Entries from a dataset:
══════

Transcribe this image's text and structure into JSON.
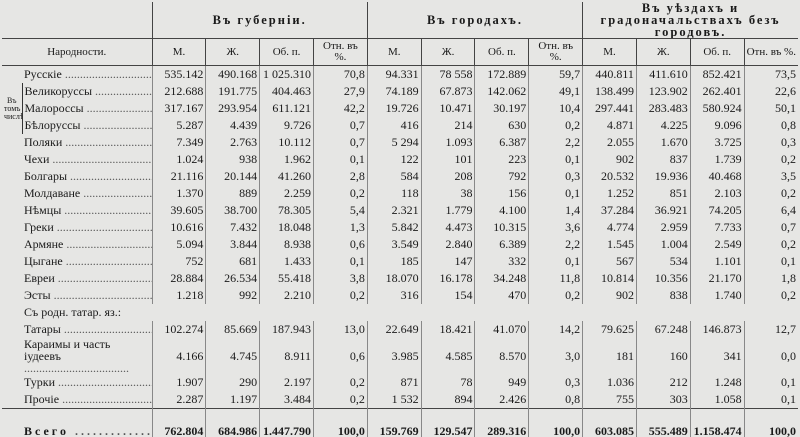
{
  "table": {
    "groups": [
      "Въ губерніи.",
      "Въ городахъ.",
      "Въ уѣздахъ и градоначальствахъ безъ городовъ."
    ],
    "name_header": "Народности.",
    "columns": [
      "М.",
      "Ж.",
      "Об. п.",
      "Отн. въ %."
    ],
    "side_note": "Въ томъ числѣ:",
    "rows": [
      {
        "name": "Русскіе",
        "cells": [
          "535.142",
          "490.168",
          "1 025.310",
          "70,8",
          "94.331",
          "78 558",
          "172.889",
          "59,7",
          "440.811",
          "411.610",
          "852.421",
          "73,5"
        ]
      },
      {
        "name": "Великоруссы",
        "cells": [
          "212.688",
          "191.775",
          "404.463",
          "27,9",
          "74.189",
          "67.873",
          "142.062",
          "49,1",
          "138.499",
          "123.902",
          "262.401",
          "22,6"
        ]
      },
      {
        "name": "Малороссы",
        "cells": [
          "317.167",
          "293.954",
          "611.121",
          "42,2",
          "19.726",
          "10.471",
          "30.197",
          "10,4",
          "297.441",
          "283.483",
          "580.924",
          "50,1"
        ]
      },
      {
        "name": "Бѣлоруссы",
        "cells": [
          "5.287",
          "4.439",
          "9.726",
          "0,7",
          "416",
          "214",
          "630",
          "0,2",
          "4.871",
          "4.225",
          "9.096",
          "0,8"
        ]
      },
      {
        "name": "Поляки",
        "cells": [
          "7.349",
          "2.763",
          "10.112",
          "0,7",
          "5 294",
          "1.093",
          "6.387",
          "2,2",
          "2.055",
          "1.670",
          "3.725",
          "0,3"
        ]
      },
      {
        "name": "Чехи",
        "cells": [
          "1.024",
          "938",
          "1.962",
          "0,1",
          "122",
          "101",
          "223",
          "0,1",
          "902",
          "837",
          "1.739",
          "0,2"
        ]
      },
      {
        "name": "Болгары",
        "cells": [
          "21.116",
          "20.144",
          "41.260",
          "2,8",
          "584",
          "208",
          "792",
          "0,3",
          "20.532",
          "19.936",
          "40.468",
          "3,5"
        ]
      },
      {
        "name": "Молдаване",
        "cells": [
          "1.370",
          "889",
          "2.259",
          "0,2",
          "118",
          "38",
          "156",
          "0,1",
          "1.252",
          "851",
          "2.103",
          "0,2"
        ]
      },
      {
        "name": "Нѣмцы",
        "cells": [
          "39.605",
          "38.700",
          "78.305",
          "5,4",
          "2.321",
          "1.779",
          "4.100",
          "1,4",
          "37.284",
          "36.921",
          "74.205",
          "6,4"
        ]
      },
      {
        "name": "Греки",
        "cells": [
          "10.616",
          "7.432",
          "18.048",
          "1,3",
          "5.842",
          "4.473",
          "10.315",
          "3,6",
          "4.774",
          "2.959",
          "7.733",
          "0,7"
        ]
      },
      {
        "name": "Армяне",
        "cells": [
          "5.094",
          "3.844",
          "8.938",
          "0,6",
          "3.549",
          "2.840",
          "6.389",
          "2,2",
          "1.545",
          "1.004",
          "2.549",
          "0,2"
        ]
      },
      {
        "name": "Цыгане",
        "cells": [
          "752",
          "681",
          "1.433",
          "0,1",
          "185",
          "147",
          "332",
          "0,1",
          "567",
          "534",
          "1.101",
          "0,1"
        ]
      },
      {
        "name": "Евреи",
        "cells": [
          "28.884",
          "26.534",
          "55.418",
          "3,8",
          "18.070",
          "16.178",
          "34.248",
          "11,8",
          "10.814",
          "10.356",
          "21.170",
          "1,8"
        ]
      },
      {
        "name": "Эсты",
        "cells": [
          "1.218",
          "992",
          "2.210",
          "0,2",
          "316",
          "154",
          "470",
          "0,2",
          "902",
          "838",
          "1.740",
          "0,2"
        ]
      },
      {
        "section": "Съ родн. татар. яз.:"
      },
      {
        "name": "Татары",
        "cells": [
          "102.274",
          "85.669",
          "187.943",
          "13,0",
          "22.649",
          "18.421",
          "41.070",
          "14,2",
          "79.625",
          "67.248",
          "146.873",
          "12,7"
        ]
      },
      {
        "name": "Караимы и часть іудеевъ",
        "cells": [
          "4.166",
          "4.745",
          "8.911",
          "0,6",
          "3.985",
          "4.585",
          "8.570",
          "3,0",
          "181",
          "160",
          "341",
          "0,0"
        ]
      },
      {
        "name": "Турки",
        "cells": [
          "1.907",
          "290",
          "2.197",
          "0,2",
          "871",
          "78",
          "949",
          "0,3",
          "1.036",
          "212",
          "1.248",
          "0,1"
        ]
      },
      {
        "name": "Прочіе",
        "cells": [
          "2.287",
          "1.197",
          "3.484",
          "0,2",
          "1 532",
          "894",
          "2.426",
          "0,8",
          "755",
          "303",
          "1.058",
          "0,1"
        ]
      }
    ],
    "total": {
      "name": "Всего",
      "cells": [
        "762.804",
        "684.986",
        "1.447.790",
        "100,0",
        "159.769",
        "129.547",
        "289.316",
        "100,0",
        "603.085",
        "555.489",
        "1.158.474",
        "100,0"
      ]
    }
  }
}
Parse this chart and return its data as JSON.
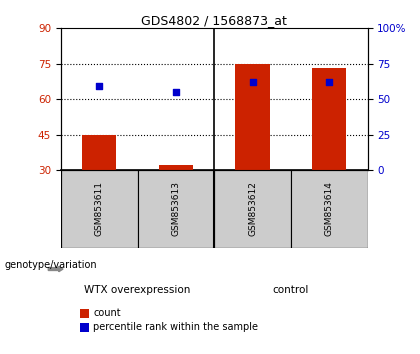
{
  "title": "GDS4802 / 1568873_at",
  "samples": [
    "GSM853611",
    "GSM853613",
    "GSM853612",
    "GSM853614"
  ],
  "counts": [
    45,
    32,
    75,
    73
  ],
  "percentiles": [
    59,
    55,
    62,
    62
  ],
  "ylim_left": [
    30,
    90
  ],
  "ylim_right": [
    0,
    100
  ],
  "yticks_left": [
    30,
    45,
    60,
    75,
    90
  ],
  "yticks_right": [
    0,
    25,
    50,
    75,
    100
  ],
  "ytick_labels_right": [
    "0",
    "25",
    "50",
    "75",
    "100%"
  ],
  "bar_color": "#cc2200",
  "dot_color": "#0000cc",
  "groups": [
    {
      "label": "WTX overexpression",
      "color": "#88dd88"
    },
    {
      "label": "control",
      "color": "#44cc44"
    }
  ],
  "group_label": "genotype/variation",
  "legend_count": "count",
  "legend_pct": "percentile rank within the sample",
  "label_bg": "#cccccc",
  "grid_yticks": [
    45,
    60,
    75
  ],
  "bar_width": 0.45
}
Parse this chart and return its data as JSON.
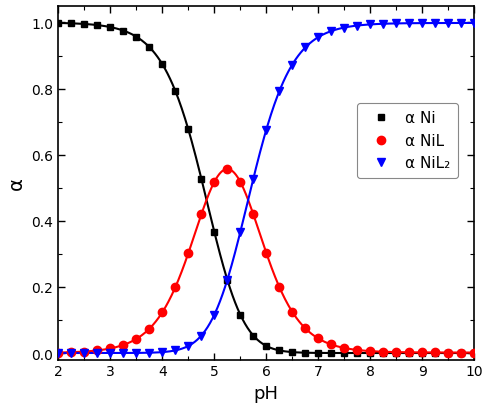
{
  "title": "",
  "xlabel": "pH",
  "ylabel": "α",
  "xlim": [
    2,
    10
  ],
  "ylim": [
    -0.02,
    1.05
  ],
  "xticks": [
    2,
    3,
    4,
    5,
    6,
    7,
    8,
    9,
    10
  ],
  "yticks": [
    0.0,
    0.2,
    0.4,
    0.6,
    0.8,
    1.0
  ],
  "legend_labels": [
    "α Ni",
    "α NiL",
    "α NiL₂"
  ],
  "line_colors": [
    "black",
    "red",
    "blue"
  ],
  "marker_styles": [
    "s",
    "o",
    "v"
  ],
  "marker_sizes": [
    5,
    6,
    6
  ],
  "line_width": 1.5,
  "figsize": [
    4.9,
    4.1
  ],
  "dpi": 100,
  "log_K1": 3.65,
  "log_K2": 2.85,
  "pKa": 8.5,
  "n_points": 500,
  "n_markers": 33
}
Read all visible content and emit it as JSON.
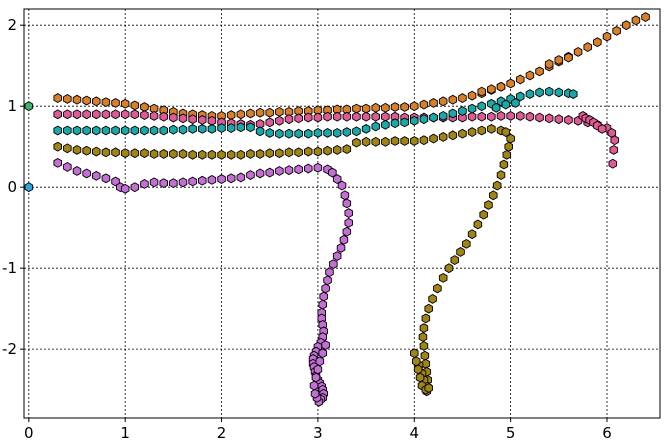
{
  "chart_data": {
    "type": "scatter",
    "title": "",
    "xlabel": "",
    "ylabel": "",
    "xlim": [
      -0.05,
      6.55
    ],
    "ylim": [
      -2.85,
      2.2
    ],
    "xticks": [
      0,
      1,
      2,
      3,
      4,
      5,
      6
    ],
    "yticks": [
      -2,
      -1,
      0,
      1,
      2
    ],
    "xtick_labels": [
      "0",
      "1",
      "2",
      "3",
      "4",
      "5",
      "6"
    ],
    "ytick_labels": [
      "-2",
      "-1",
      "0",
      "1",
      "2"
    ],
    "grid": true,
    "legend": "none",
    "marker": "hexagon",
    "series": [
      {
        "color": "#2ca5e0",
        "x": [
          0
        ],
        "y": [
          0
        ]
      },
      {
        "color": "#3fb26b",
        "x": [
          0
        ],
        "y": [
          1
        ]
      },
      {
        "color": "#d97f2a",
        "x": [
          0.3,
          0.4,
          0.5,
          0.6,
          0.7,
          0.8,
          0.9,
          1.0,
          1.1,
          1.2,
          1.3,
          1.4,
          1.5,
          1.6,
          1.7,
          1.8,
          1.9,
          2.0,
          2.1,
          2.2,
          2.3,
          2.4,
          2.5,
          2.6,
          2.7,
          2.8,
          2.9,
          3.0,
          3.1,
          3.2,
          3.3,
          3.4,
          3.5,
          3.6,
          3.7,
          3.8,
          3.9,
          4.0,
          4.1,
          4.2,
          4.3,
          4.4,
          4.5,
          4.6,
          4.7,
          4.8,
          4.9,
          5.0,
          5.1,
          5.2,
          5.3,
          5.4,
          5.5,
          5.6,
          5.7,
          5.8,
          5.9,
          6.0,
          6.1,
          6.2,
          6.3,
          6.4,
          4.7,
          4.8,
          4.9,
          5.4,
          5.5,
          5.6
        ],
        "y": [
          1.1,
          1.09,
          1.08,
          1.07,
          1.06,
          1.05,
          1.04,
          1.03,
          1.01,
          0.99,
          0.97,
          0.95,
          0.93,
          0.91,
          0.9,
          0.89,
          0.88,
          0.88,
          0.89,
          0.9,
          0.91,
          0.92,
          0.92,
          0.93,
          0.93,
          0.94,
          0.94,
          0.95,
          0.95,
          0.96,
          0.96,
          0.97,
          0.97,
          0.98,
          0.98,
          0.99,
          0.99,
          1.0,
          1.02,
          1.04,
          1.06,
          1.08,
          1.1,
          1.13,
          1.16,
          1.2,
          1.24,
          1.28,
          1.33,
          1.38,
          1.43,
          1.49,
          1.55,
          1.61,
          1.67,
          1.73,
          1.79,
          1.86,
          1.93,
          2.0,
          2.06,
          2.1,
          1.18,
          1.21,
          1.24,
          1.52,
          1.57,
          1.6
        ]
      },
      {
        "color": "#e05b96",
        "x": [
          0.3,
          0.4,
          0.5,
          0.6,
          0.7,
          0.8,
          0.9,
          1.0,
          1.1,
          1.2,
          1.3,
          1.4,
          1.5,
          1.6,
          1.7,
          1.8,
          1.9,
          2.0,
          2.1,
          2.2,
          2.3,
          2.4,
          2.5,
          2.6,
          2.7,
          2.8,
          2.9,
          3.0,
          3.1,
          3.2,
          3.3,
          3.4,
          3.5,
          3.6,
          3.7,
          3.8,
          3.9,
          4.0,
          4.1,
          4.2,
          4.3,
          4.4,
          4.5,
          4.6,
          4.7,
          4.8,
          4.9,
          5.0,
          5.1,
          5.2,
          5.3,
          5.4,
          5.5,
          5.6,
          5.7,
          5.8,
          5.9,
          6.0,
          6.05,
          6.08,
          6.07,
          6.06,
          5.75,
          5.78,
          5.82,
          5.86,
          5.9,
          5.95
        ],
        "y": [
          0.9,
          0.9,
          0.9,
          0.9,
          0.9,
          0.9,
          0.9,
          0.9,
          0.9,
          0.89,
          0.88,
          0.87,
          0.86,
          0.85,
          0.84,
          0.83,
          0.82,
          0.8,
          0.79,
          0.78,
          0.77,
          0.78,
          0.8,
          0.82,
          0.84,
          0.85,
          0.86,
          0.86,
          0.87,
          0.87,
          0.87,
          0.87,
          0.87,
          0.87,
          0.87,
          0.87,
          0.86,
          0.86,
          0.86,
          0.86,
          0.86,
          0.86,
          0.86,
          0.87,
          0.87,
          0.87,
          0.88,
          0.88,
          0.88,
          0.87,
          0.86,
          0.85,
          0.84,
          0.83,
          0.82,
          0.8,
          0.77,
          0.73,
          0.67,
          0.58,
          0.46,
          0.29,
          0.88,
          0.85,
          0.83,
          0.8,
          0.76,
          0.72
        ]
      },
      {
        "color": "#1aa8a8",
        "x": [
          0.3,
          0.4,
          0.5,
          0.6,
          0.7,
          0.8,
          0.9,
          1.0,
          1.1,
          1.2,
          1.3,
          1.4,
          1.5,
          1.6,
          1.7,
          1.8,
          1.9,
          2.0,
          2.1,
          2.2,
          2.3,
          2.4,
          2.5,
          2.6,
          2.7,
          2.8,
          2.9,
          3.0,
          3.1,
          3.2,
          3.3,
          3.4,
          3.5,
          3.6,
          3.7,
          3.8,
          3.9,
          4.0,
          4.1,
          4.2,
          4.3,
          4.4,
          4.5,
          4.6,
          4.7,
          4.8,
          4.9,
          5.0,
          5.1,
          5.2,
          5.3,
          5.4,
          5.5,
          5.6,
          5.65,
          4.85,
          4.95,
          5.05
        ],
        "y": [
          0.7,
          0.7,
          0.7,
          0.7,
          0.7,
          0.7,
          0.7,
          0.7,
          0.7,
          0.7,
          0.7,
          0.7,
          0.71,
          0.71,
          0.72,
          0.72,
          0.72,
          0.73,
          0.73,
          0.74,
          0.74,
          0.69,
          0.67,
          0.66,
          0.66,
          0.66,
          0.66,
          0.67,
          0.67,
          0.67,
          0.68,
          0.69,
          0.72,
          0.75,
          0.77,
          0.79,
          0.8,
          0.82,
          0.84,
          0.86,
          0.88,
          0.91,
          0.94,
          0.97,
          1.0,
          1.03,
          1.06,
          1.09,
          1.12,
          1.15,
          1.17,
          1.18,
          1.17,
          1.16,
          1.15,
          0.98,
          1.02,
          1.04
        ]
      },
      {
        "color": "#a08514",
        "x": [
          0.3,
          0.4,
          0.5,
          0.6,
          0.7,
          0.8,
          0.9,
          1.0,
          1.1,
          1.2,
          1.3,
          1.4,
          1.5,
          1.6,
          1.7,
          1.8,
          1.9,
          2.0,
          2.1,
          2.2,
          2.3,
          2.4,
          2.5,
          2.6,
          2.7,
          2.8,
          2.9,
          3.0,
          3.1,
          3.2,
          3.3,
          3.4,
          3.5,
          3.6,
          3.7,
          3.8,
          3.9,
          4.0,
          4.1,
          4.2,
          4.3,
          4.4,
          4.5,
          4.6,
          4.7,
          4.8,
          4.9,
          4.95,
          5.0,
          4.98,
          4.96,
          4.93,
          4.9,
          4.86,
          4.82,
          4.77,
          4.72,
          4.66,
          4.6,
          4.54,
          4.48,
          4.42,
          4.36,
          4.3,
          4.24,
          4.19,
          4.15,
          4.12,
          4.1,
          4.09,
          4.1,
          4.11,
          4.12,
          4.13,
          4.14,
          4.14,
          4.13,
          4.12,
          4.1,
          4.08,
          4.05,
          4.0,
          4.02,
          4.04,
          4.06,
          4.08,
          4.12,
          4.15
        ],
        "y": [
          0.5,
          0.48,
          0.46,
          0.45,
          0.44,
          0.43,
          0.43,
          0.42,
          0.42,
          0.42,
          0.41,
          0.41,
          0.41,
          0.41,
          0.4,
          0.4,
          0.4,
          0.4,
          0.4,
          0.4,
          0.41,
          0.41,
          0.42,
          0.42,
          0.43,
          0.43,
          0.44,
          0.44,
          0.45,
          0.46,
          0.47,
          0.55,
          0.56,
          0.56,
          0.56,
          0.57,
          0.57,
          0.57,
          0.58,
          0.6,
          0.62,
          0.64,
          0.66,
          0.68,
          0.7,
          0.72,
          0.7,
          0.68,
          0.6,
          0.5,
          0.4,
          0.28,
          0.15,
          0.02,
          -0.1,
          -0.22,
          -0.34,
          -0.46,
          -0.58,
          -0.7,
          -0.8,
          -0.9,
          -1.0,
          -1.12,
          -1.25,
          -1.38,
          -1.5,
          -1.62,
          -1.74,
          -1.85,
          -1.96,
          -2.08,
          -2.18,
          -2.28,
          -2.38,
          -2.47,
          -2.52,
          -2.45,
          -2.38,
          -2.3,
          -2.2,
          -2.05,
          -2.15,
          -2.25,
          -2.35,
          -2.45,
          -2.5,
          -2.48
        ]
      },
      {
        "color": "#c46ed6",
        "x": [
          0.3,
          0.4,
          0.5,
          0.6,
          0.7,
          0.8,
          0.9,
          0.95,
          1.0,
          1.1,
          1.2,
          1.3,
          1.4,
          1.5,
          1.6,
          1.7,
          1.8,
          1.9,
          2.0,
          2.1,
          2.2,
          2.3,
          2.4,
          2.5,
          2.6,
          2.7,
          2.8,
          2.9,
          3.0,
          3.1,
          3.15,
          3.2,
          3.25,
          3.28,
          3.3,
          3.32,
          3.32,
          3.3,
          3.27,
          3.24,
          3.2,
          3.16,
          3.12,
          3.1,
          3.08,
          3.06,
          3.05,
          3.04,
          3.04,
          3.05,
          3.06,
          3.05,
          3.03,
          3.0,
          2.98,
          2.96,
          2.95,
          2.95,
          2.96,
          2.97,
          2.98,
          3.0,
          3.02,
          3.04,
          3.05,
          3.06,
          3.05,
          3.03,
          3.01,
          2.99,
          2.97,
          2.96,
          2.98,
          3.0,
          3.02,
          3.05,
          3.08
        ],
        "y": [
          0.3,
          0.25,
          0.2,
          0.17,
          0.14,
          0.11,
          0.07,
          0.0,
          -0.02,
          0.0,
          0.04,
          0.06,
          0.05,
          0.05,
          0.06,
          0.07,
          0.08,
          0.09,
          0.1,
          0.11,
          0.12,
          0.15,
          0.17,
          0.18,
          0.2,
          0.21,
          0.22,
          0.23,
          0.24,
          0.22,
          0.18,
          0.1,
          0.02,
          -0.1,
          -0.2,
          -0.32,
          -0.44,
          -0.55,
          -0.65,
          -0.75,
          -0.85,
          -0.95,
          -1.05,
          -1.15,
          -1.25,
          -1.35,
          -1.45,
          -1.55,
          -1.62,
          -1.7,
          -1.78,
          -1.85,
          -1.92,
          -1.97,
          -2.03,
          -2.08,
          -2.12,
          -2.18,
          -2.22,
          -2.28,
          -2.33,
          -2.38,
          -2.42,
          -2.46,
          -2.5,
          -2.55,
          -2.6,
          -2.62,
          -2.65,
          -2.6,
          -2.55,
          -2.45,
          -2.35,
          -2.25,
          -2.15,
          -2.05,
          -1.95
        ]
      }
    ]
  }
}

══════

Written exercise —
Scan the material line by line and report each one that contains "JSON".

Final result —
Transcribe this image's text and structure into JSON.
Parse this chart and return its data as JSON.
Parse this chart and return its data as JSON.
Read all visible content and emit it as JSON.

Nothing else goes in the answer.